::: Materials provided

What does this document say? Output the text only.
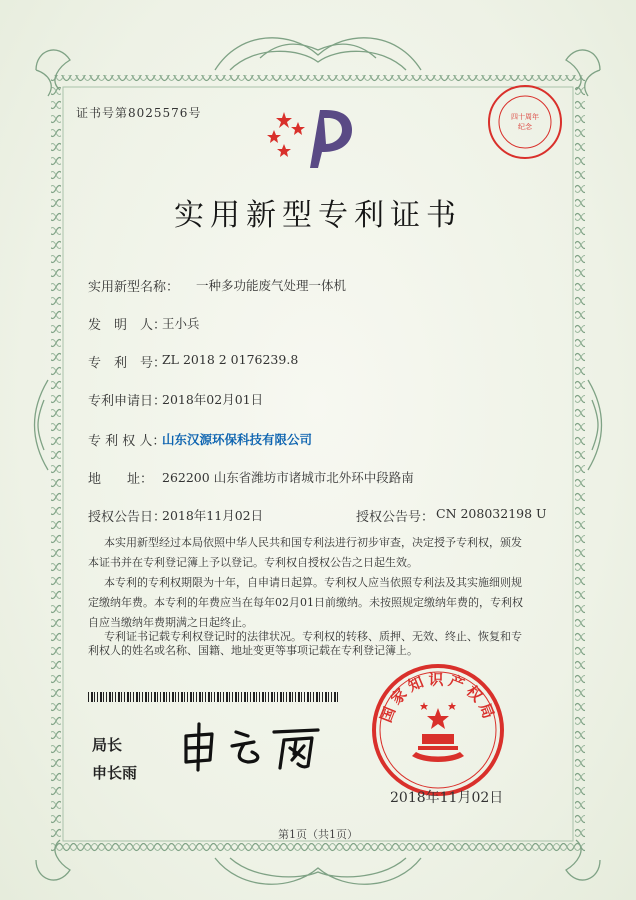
证书号第8025576号	四十周年
纪念
实用新型专利证书
实用新型名称： 一种多功能废气处理一体机
发　明　人：
王小兵
专　利　号：
ZL 2018 2 0176239.8
专利申请日：
2018年02月01日
专 利 权 人：
山东汉源环保科技有限公司
地　　址： 262200 山东省潍坊市诸城市北外环中段路南
授权公告日：
2018年11月02日	授权公告号： CN 208032198 U
本实用新型经过本局依照中华人民共和国专利法进行初步审查，决定授予专利权，颁发
本证书并在专利登记簿上予以登记。专利权自授权公告之日起生效。
本专利的专利权期限为十年，自申请日起算。专利权人应当依照专利法及其实施细则规
定缴纳年费。本专利的年费应当在每年02月01日前缴纳。未按照规定缴纳年费的，专利权
自应当缴纳年费期满之日起终止。
专利证书记载专利权登记时的法律状况。专利权的转移、质押、无效、终止、恢复和专
利权人的姓名或名称、国籍、地址变更等事项记载在专利登记簿上。
局长
申长雨
国家知识产权局
2018年11月02日
第1页（共1页）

::::::

Problem description:
Return the records exactly. Don't carry the pictures over.

Reply to the exercise:
What does this document say? Output the text only.
证书号第8025576号	四十周年
纪念
实用新型专利证书
实用新型名称： 一种多功能废气处理一体机
发　明　人：
王小兵
专　利　号：
ZL 2018 2 0176239.8
专利申请日：
2018年02月01日
专 利 权 人：
山东汉源环保科技有限公司
地　　址： 262200 山东省潍坊市诸城市北外环中段路南
授权公告日：
2018年11月02日	授权公告号： CN 208032198 U
本实用新型经过本局依照中华人民共和国专利法进行初步审查，决定授予专利权，颁发
本证书并在专利登记簿上予以登记。专利权自授权公告之日起生效。
本专利的专利权期限为十年，自申请日起算。专利权人应当依照专利法及其实施细则规
定缴纳年费。本专利的年费应当在每年02月01日前缴纳。未按照规定缴纳年费的，专利权
自应当缴纳年费期满之日起终止。
专利证书记载专利权登记时的法律状况。专利权的转移、质押、无效、终止、恢复和专
利权人的姓名或名称、国籍、地址变更等事项记载在专利登记簿上。
局长
申长雨
国家知识产权局
2018年11月02日
第1页（共1页）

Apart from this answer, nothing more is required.